= Job =
Your task is to give the data again, exactly, with every line intact.

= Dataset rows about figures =

* * * * * * *

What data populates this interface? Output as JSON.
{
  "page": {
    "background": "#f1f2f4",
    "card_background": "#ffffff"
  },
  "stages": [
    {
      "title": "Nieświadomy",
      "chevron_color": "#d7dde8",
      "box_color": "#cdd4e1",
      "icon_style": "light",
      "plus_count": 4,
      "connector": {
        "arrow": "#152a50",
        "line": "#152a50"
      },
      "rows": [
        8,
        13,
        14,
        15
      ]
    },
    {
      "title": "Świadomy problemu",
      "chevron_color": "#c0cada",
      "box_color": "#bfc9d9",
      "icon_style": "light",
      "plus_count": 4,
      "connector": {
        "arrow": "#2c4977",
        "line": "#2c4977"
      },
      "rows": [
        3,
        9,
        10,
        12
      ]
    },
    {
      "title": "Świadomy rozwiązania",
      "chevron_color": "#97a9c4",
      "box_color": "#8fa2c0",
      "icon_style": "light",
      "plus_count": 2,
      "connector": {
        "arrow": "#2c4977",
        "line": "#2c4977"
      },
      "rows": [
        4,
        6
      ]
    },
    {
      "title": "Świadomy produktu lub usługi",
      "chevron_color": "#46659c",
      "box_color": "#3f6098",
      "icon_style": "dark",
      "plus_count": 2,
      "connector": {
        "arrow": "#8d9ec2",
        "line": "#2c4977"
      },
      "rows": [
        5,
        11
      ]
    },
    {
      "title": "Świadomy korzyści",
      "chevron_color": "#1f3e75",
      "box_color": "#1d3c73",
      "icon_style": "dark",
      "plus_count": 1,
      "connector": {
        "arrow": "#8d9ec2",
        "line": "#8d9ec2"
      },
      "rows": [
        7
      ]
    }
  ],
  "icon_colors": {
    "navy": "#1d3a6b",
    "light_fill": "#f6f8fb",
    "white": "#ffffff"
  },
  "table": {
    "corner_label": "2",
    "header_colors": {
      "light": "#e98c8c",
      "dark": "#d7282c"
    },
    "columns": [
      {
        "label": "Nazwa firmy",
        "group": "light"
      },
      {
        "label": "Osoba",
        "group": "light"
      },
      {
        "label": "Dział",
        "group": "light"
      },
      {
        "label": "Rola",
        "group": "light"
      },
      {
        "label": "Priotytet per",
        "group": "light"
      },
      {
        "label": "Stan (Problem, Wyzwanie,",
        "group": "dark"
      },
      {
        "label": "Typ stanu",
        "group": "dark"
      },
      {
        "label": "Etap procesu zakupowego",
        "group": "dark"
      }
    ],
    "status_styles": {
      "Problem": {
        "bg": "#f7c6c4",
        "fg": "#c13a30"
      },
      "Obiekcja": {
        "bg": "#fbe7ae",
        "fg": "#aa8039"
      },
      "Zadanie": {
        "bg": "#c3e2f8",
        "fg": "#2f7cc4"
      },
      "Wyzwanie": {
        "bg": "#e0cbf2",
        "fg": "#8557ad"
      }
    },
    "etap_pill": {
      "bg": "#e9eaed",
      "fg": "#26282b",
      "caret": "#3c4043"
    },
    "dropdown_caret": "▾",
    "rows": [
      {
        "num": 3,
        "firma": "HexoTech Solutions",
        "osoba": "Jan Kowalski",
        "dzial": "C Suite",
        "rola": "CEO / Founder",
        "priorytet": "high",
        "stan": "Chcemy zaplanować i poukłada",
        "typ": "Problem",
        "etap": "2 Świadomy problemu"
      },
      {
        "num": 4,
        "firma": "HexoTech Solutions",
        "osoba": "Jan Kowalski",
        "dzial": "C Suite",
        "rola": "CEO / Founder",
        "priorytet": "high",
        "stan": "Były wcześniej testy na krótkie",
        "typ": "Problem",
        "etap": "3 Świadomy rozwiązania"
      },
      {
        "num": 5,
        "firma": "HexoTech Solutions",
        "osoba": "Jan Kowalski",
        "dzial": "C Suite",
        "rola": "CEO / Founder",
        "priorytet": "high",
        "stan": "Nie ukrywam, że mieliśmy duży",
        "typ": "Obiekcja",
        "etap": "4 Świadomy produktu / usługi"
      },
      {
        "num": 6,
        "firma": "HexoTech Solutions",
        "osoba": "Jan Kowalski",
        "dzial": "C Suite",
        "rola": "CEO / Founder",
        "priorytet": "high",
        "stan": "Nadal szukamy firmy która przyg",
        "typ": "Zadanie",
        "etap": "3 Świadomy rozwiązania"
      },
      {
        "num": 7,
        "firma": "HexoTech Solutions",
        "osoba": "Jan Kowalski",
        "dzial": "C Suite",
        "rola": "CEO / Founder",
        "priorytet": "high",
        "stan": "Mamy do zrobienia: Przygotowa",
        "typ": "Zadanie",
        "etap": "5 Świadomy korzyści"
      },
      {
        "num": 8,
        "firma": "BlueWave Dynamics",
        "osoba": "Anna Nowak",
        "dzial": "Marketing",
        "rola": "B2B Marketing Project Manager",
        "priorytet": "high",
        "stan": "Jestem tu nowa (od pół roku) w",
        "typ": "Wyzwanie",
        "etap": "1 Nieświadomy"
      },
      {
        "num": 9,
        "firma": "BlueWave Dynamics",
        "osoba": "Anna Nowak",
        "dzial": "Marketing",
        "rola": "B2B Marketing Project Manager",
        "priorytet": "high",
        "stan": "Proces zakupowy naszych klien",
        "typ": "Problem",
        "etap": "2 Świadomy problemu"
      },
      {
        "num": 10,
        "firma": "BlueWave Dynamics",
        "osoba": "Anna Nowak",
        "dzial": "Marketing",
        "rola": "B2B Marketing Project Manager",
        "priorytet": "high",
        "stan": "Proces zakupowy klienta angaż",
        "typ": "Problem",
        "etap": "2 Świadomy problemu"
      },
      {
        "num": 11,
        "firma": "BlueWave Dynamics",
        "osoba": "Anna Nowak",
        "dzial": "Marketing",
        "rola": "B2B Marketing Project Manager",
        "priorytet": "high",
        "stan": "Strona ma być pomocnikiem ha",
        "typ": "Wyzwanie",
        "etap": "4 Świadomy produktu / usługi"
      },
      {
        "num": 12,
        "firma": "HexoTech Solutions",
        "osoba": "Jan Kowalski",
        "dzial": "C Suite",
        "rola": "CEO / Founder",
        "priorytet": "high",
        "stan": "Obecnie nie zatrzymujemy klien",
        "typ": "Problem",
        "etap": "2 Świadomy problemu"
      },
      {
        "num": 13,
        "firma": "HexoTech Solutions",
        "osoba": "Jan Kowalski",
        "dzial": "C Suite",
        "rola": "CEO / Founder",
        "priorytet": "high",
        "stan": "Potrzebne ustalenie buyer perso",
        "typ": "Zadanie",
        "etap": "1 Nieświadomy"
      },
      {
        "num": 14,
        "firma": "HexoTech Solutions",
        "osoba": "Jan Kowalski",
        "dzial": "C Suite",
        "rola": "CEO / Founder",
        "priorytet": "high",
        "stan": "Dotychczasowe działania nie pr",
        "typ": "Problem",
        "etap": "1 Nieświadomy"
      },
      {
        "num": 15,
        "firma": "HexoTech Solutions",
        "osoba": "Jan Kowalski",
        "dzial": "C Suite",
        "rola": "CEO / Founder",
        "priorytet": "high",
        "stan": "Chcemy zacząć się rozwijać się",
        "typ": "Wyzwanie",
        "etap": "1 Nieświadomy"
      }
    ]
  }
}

* * * * * * *

= The completed task =
What data populates this interface? Output as JSON.
{
  "page": {
    "background": "#f1f2f4",
    "card_background": "#ffffff"
  },
  "stages": [
    {
      "title": "Nieświadomy",
      "chevron_color": "#d7dde8",
      "box_color": "#cdd4e1",
      "icon_style": "light",
      "plus_count": 4,
      "connector": {
        "arrow": "#152a50",
        "line": "#152a50"
      },
      "rows": [
        8,
        13,
        14,
        15
      ]
    },
    {
      "title": "Świadomy problemu",
      "chevron_color": "#c0cada",
      "box_color": "#bfc9d9",
      "icon_style": "light",
      "plus_count": 4,
      "connector": {
        "arrow": "#2c4977",
        "line": "#2c4977"
      },
      "rows": [
        3,
        9,
        10,
        12
      ]
    },
    {
      "title": "Świadomy rozwiązania",
      "chevron_color": "#97a9c4",
      "box_color": "#8fa2c0",
      "icon_style": "light",
      "plus_count": 2,
      "connector": {
        "arrow": "#2c4977",
        "line": "#2c4977"
      },
      "rows": [
        4,
        6
      ]
    },
    {
      "title": "Świadomy produktu lub usługi",
      "chevron_color": "#46659c",
      "box_color": "#3f6098",
      "icon_style": "dark",
      "plus_count": 2,
      "connector": {
        "arrow": "#8d9ec2",
        "line": "#2c4977"
      },
      "rows": [
        5,
        11
      ]
    },
    {
      "title": "Świadomy korzyści",
      "chevron_color": "#1f3e75",
      "box_color": "#1d3c73",
      "icon_style": "dark",
      "plus_count": 1,
      "connector": {
        "arrow": "#8d9ec2",
        "line": "#8d9ec2"
      },
      "rows": [
        7
      ]
    }
  ],
  "icon_colors": {
    "navy": "#1d3a6b",
    "light_fill": "#f6f8fb",
    "white": "#ffffff"
  },
  "table": {
    "corner_label": "2",
    "header_colors": {
      "light": "#e98c8c",
      "dark": "#d7282c"
    },
    "columns": [
      {
        "label": "Nazwa firmy",
        "group": "light"
      },
      {
        "label": "Osoba",
        "group": "light"
      },
      {
        "label": "Dział",
        "group": "light"
      },
      {
        "label": "Rola",
        "group": "light"
      },
      {
        "label": "Priotytet per",
        "group": "light"
      },
      {
        "label": "Stan (Problem, Wyzwanie,",
        "group": "dark"
      },
      {
        "label": "Typ stanu",
        "group": "dark"
      },
      {
        "label": "Etap procesu zakupowego",
        "group": "dark"
      }
    ],
    "status_styles": {
      "Problem": {
        "bg": "#f7c6c4",
        "fg": "#c13a30"
      },
      "Obiekcja": {
        "bg": "#fbe7ae",
        "fg": "#aa8039"
      },
      "Zadanie": {
        "bg": "#c3e2f8",
        "fg": "#2f7cc4"
      },
      "Wyzwanie": {
        "bg": "#e0cbf2",
        "fg": "#8557ad"
      }
    },
    "etap_pill": {
      "bg": "#e9eaed",
      "fg": "#26282b",
      "caret": "#3c4043"
    },
    "dropdown_caret": "▾",
    "rows": [
      {
        "num": 3,
        "firma": "HexoTech Solutions",
        "osoba": "Jan Kowalski",
        "dzial": "C Suite",
        "rola": "CEO / Founder",
        "priorytet": "high",
        "stan": "Chcemy zaplanować i poukłada",
        "typ": "Problem",
        "etap": "2 Świadomy problemu"
      },
      {
        "num": 4,
        "firma": "HexoTech Solutions",
        "osoba": "Jan Kowalski",
        "dzial": "C Suite",
        "rola": "CEO / Founder",
        "priorytet": "high",
        "stan": "Były wcześniej testy na krótkie",
        "typ": "Problem",
        "etap": "3 Świadomy rozwiązania"
      },
      {
        "num": 5,
        "firma": "HexoTech Solutions",
        "osoba": "Jan Kowalski",
        "dzial": "C Suite",
        "rola": "CEO / Founder",
        "priorytet": "high",
        "stan": "Nie ukrywam, że mieliśmy duży",
        "typ": "Obiekcja",
        "etap": "4 Świadomy produktu / usługi"
      },
      {
        "num": 6,
        "firma": "HexoTech Solutions",
        "osoba": "Jan Kowalski",
        "dzial": "C Suite",
        "rola": "CEO / Founder",
        "priorytet": "high",
        "stan": "Nadal szukamy firmy która przyg",
        "typ": "Zadanie",
        "etap": "3 Świadomy rozwiązania"
      },
      {
        "num": 7,
        "firma": "HexoTech Solutions",
        "osoba": "Jan Kowalski",
        "dzial": "C Suite",
        "rola": "CEO / Founder",
        "priorytet": "high",
        "stan": "Mamy do zrobienia: Przygotowa",
        "typ": "Zadanie",
        "etap": "5 Świadomy korzyści"
      },
      {
        "num": 8,
        "firma": "BlueWave Dynamics",
        "osoba": "Anna Nowak",
        "dzial": "Marketing",
        "rola": "B2B Marketing Project Manager",
        "priorytet": "high",
        "stan": "Jestem tu nowa (od pół roku) w",
        "typ": "Wyzwanie",
        "etap": "1 Nieświadomy"
      },
      {
        "num": 9,
        "firma": "BlueWave Dynamics",
        "osoba": "Anna Nowak",
        "dzial": "Marketing",
        "rola": "B2B Marketing Project Manager",
        "priorytet": "high",
        "stan": "Proces zakupowy naszych klien",
        "typ": "Problem",
        "etap": "2 Świadomy problemu"
      },
      {
        "num": 10,
        "firma": "BlueWave Dynamics",
        "osoba": "Anna Nowak",
        "dzial": "Marketing",
        "rola": "B2B Marketing Project Manager",
        "priorytet": "high",
        "stan": "Proces zakupowy klienta angaż",
        "typ": "Problem",
        "etap": "2 Świadomy problemu"
      },
      {
        "num": 11,
        "firma": "BlueWave Dynamics",
        "osoba": "Anna Nowak",
        "dzial": "Marketing",
        "rola": "B2B Marketing Project Manager",
        "priorytet": "high",
        "stan": "Strona ma być pomocnikiem ha",
        "typ": "Wyzwanie",
        "etap": "4 Świadomy produktu / usługi"
      },
      {
        "num": 12,
        "firma": "HexoTech Solutions",
        "osoba": "Jan Kowalski",
        "dzial": "C Suite",
        "rola": "CEO / Founder",
        "priorytet": "high",
        "stan": "Obecnie nie zatrzymujemy klien",
        "typ": "Problem",
        "etap": "2 Świadomy problemu"
      },
      {
        "num": 13,
        "firma": "HexoTech Solutions",
        "osoba": "Jan Kowalski",
        "dzial": "C Suite",
        "rola": "CEO / Founder",
        "priorytet": "high",
        "stan": "Potrzebne ustalenie buyer perso",
        "typ": "Zadanie",
        "etap": "1 Nieświadomy"
      },
      {
        "num": 14,
        "firma": "HexoTech Solutions",
        "osoba": "Jan Kowalski",
        "dzial": "C Suite",
        "rola": "CEO / Founder",
        "priorytet": "high",
        "stan": "Dotychczasowe działania nie pr",
        "typ": "Problem",
        "etap": "1 Nieświadomy"
      },
      {
        "num": 15,
        "firma": "HexoTech Solutions",
        "osoba": "Jan Kowalski",
        "dzial": "C Suite",
        "rola": "CEO / Founder",
        "priorytet": "high",
        "stan": "Chcemy zacząć się rozwijać się",
        "typ": "Wyzwanie",
        "etap": "1 Nieświadomy"
      }
    ]
  }
}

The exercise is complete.